===== DATASET EXTRACT =====

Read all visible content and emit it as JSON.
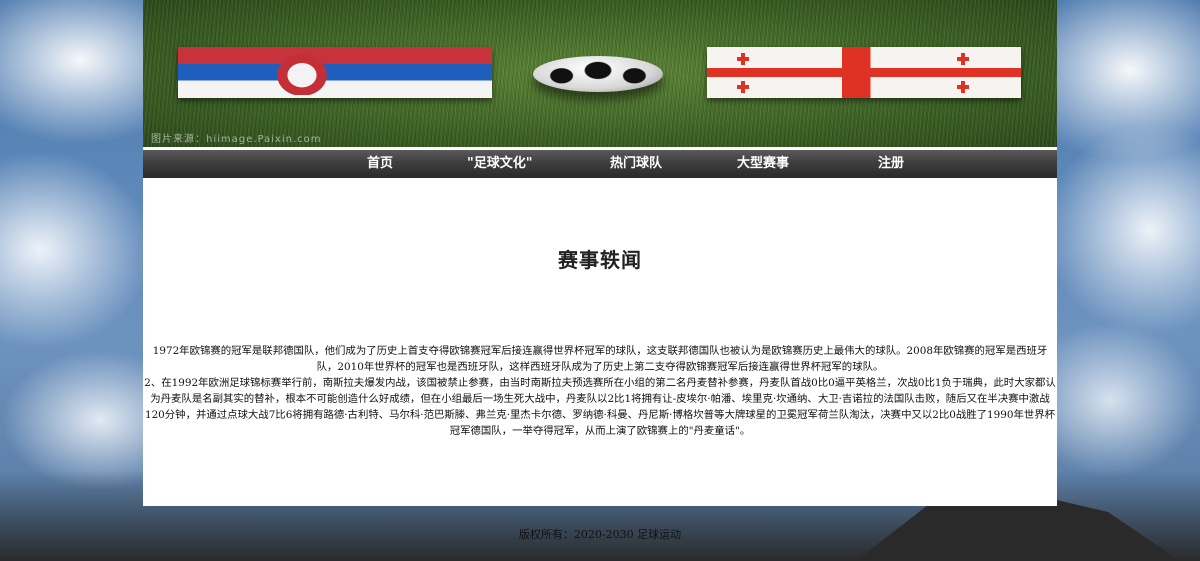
{
  "banner": {
    "watermark": "图片来源：hiimage.Paixin.com"
  },
  "nav": {
    "items": [
      {
        "label": "首页"
      },
      {
        "label": "\"足球文化\""
      },
      {
        "label": "热门球队"
      },
      {
        "label": "大型赛事"
      },
      {
        "label": "注册"
      }
    ]
  },
  "main": {
    "title": "赛事轶闻",
    "paragraph1": "1972年欧锦赛的冠军是联邦德国队，他们成为了历史上首支夺得欧锦赛冠军后接连赢得世界杯冠军的球队，这支联邦德国队也被认为是欧锦赛历史上最伟大的球队。2008年欧锦赛的冠军是西班牙队，2010年世界杯的冠军也是西班牙队，这样西班牙队成为了历史上第二支夺得欧锦赛冠军后接连赢得世界杯冠军的球队。",
    "paragraph2": "2、在1992年欧洲足球锦标赛举行前，南斯拉夫爆发内战，该国被禁止参赛，由当时南斯拉夫预选赛所在小组的第二名丹麦替补参赛，丹麦队首战0比0逼平英格兰，次战0比1负于瑞典，此时大家都认为丹麦队是名副其实的替补，根本不可能创造什么好成绩，但在小组最后一场生死大战中，丹麦队以2比1将拥有让-皮埃尔·帕潘、埃里克·坎通纳、大卫·吉诺拉的法国队击败，随后又在半决赛中激战120分钟，并通过点球大战7比6将拥有路德·古利特、马尔科·范巴斯滕、弗兰克·里杰卡尔德、罗纳德·科曼、丹尼斯·博格坎普等大牌球星的卫冕冠军荷兰队淘汰，决赛中又以2比0战胜了1990年世界杯冠军德国队，一举夺得冠军，从而上演了欧锦赛上的\"丹麦童话\"。"
  },
  "footer": {
    "text": "版权所有：2020-2030 足球运动"
  }
}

=====

Among the entries, how many lines include the word "label"? Answer with a single number and nothing further.

## EXPECTED ANSWER:
5